--- Start EXTRACTED ENTRIES ---

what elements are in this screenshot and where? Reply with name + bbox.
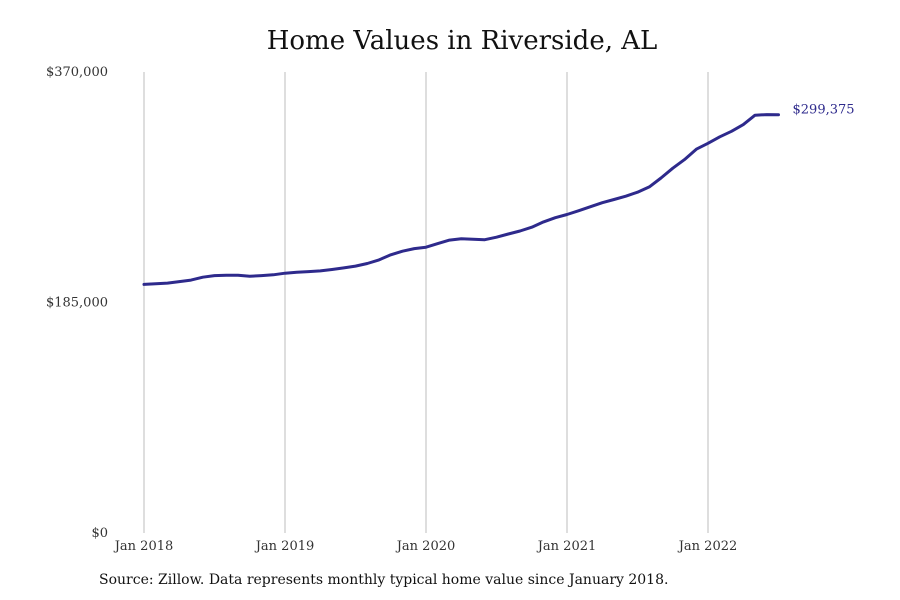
gridlines: [143, 72, 709, 533]
x-tick-label: Jan 2022: [677, 539, 738, 554]
x-tick-label: Jan 2020: [395, 539, 456, 554]
y-tick-label: $0: [91, 526, 108, 541]
home-value-series-line: [142, 113, 780, 286]
chart-title: Home Values in Riverside, AL: [266, 26, 658, 56]
x-tick-label: Jan 2018: [113, 539, 174, 554]
y-tick-label: $185,000: [46, 296, 108, 311]
last-value-label: $299,375: [793, 103, 855, 118]
x-tick-label: Jan 2019: [254, 539, 315, 554]
y-tick-label: $370,000: [46, 65, 108, 80]
x-tick-label: Jan 2021: [536, 539, 597, 554]
x-axis-tick-labels: Jan 2018 Jan 2019 Jan 2020 Jan 2021 Jan 2022: [113, 539, 738, 554]
y-axis-tick-labels: $0 $185,000 $370,000: [46, 65, 108, 541]
source-note: Source: Zillow. Data represents monthly …: [99, 572, 669, 588]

--- End EXTRACTED ENTRIES ---

WRITTEN TASK ::
Please recast the lines above as a Markdown table with the columns "No." and "Line", numbering each row and skipping any blank lines. Leave the pictures out of the answer.

WRITTEN RESPONSE ::
| No. | Line |
|---|---|
| 1 | what elements are in this screenshot and where? Reply with name + bbox. |
| 2 | gridlines: [143, 72, 709, 533] |
| 3 | x-tick-label: Jan 2022: [677, 539, 738, 554] |
| 4 | x-tick-label: Jan 2020: [395, 539, 456, 554] |
| 5 | y-tick-label: $0: [91, 526, 108, 541] |
| 6 | home-value-series-line: [142, 113, 780, 286] |
| 7 | chart-title: Home Values in Riverside, AL: [266, 26, 658, 56] |
| 8 | x-tick-label: Jan 2018: [113, 539, 174, 554] |
| 9 | y-tick-label: $185,000: [46, 296, 108, 311] |
| 10 | last-value-label: $299,375: [793, 103, 855, 118] |
| 11 | x-tick-label: Jan 2019: [254, 539, 315, 554] |
| 12 | y-tick-label: $370,000: [46, 65, 108, 80] |
| 13 | x-tick-label: Jan 2021: [536, 539, 597, 554] |
| 14 | x-axis-tick-labels: Jan 2018 Jan 2019 Jan 2020 Jan 2021 Jan 2022: [113, 539, 738, 554] |
| 15 | y-axis-tick-labels: $0 $185,000 $370,000: [46, 65, 108, 541] |
| 16 | source-note: Source: Zillow. Data represents monthly …: [99, 572, 669, 588] |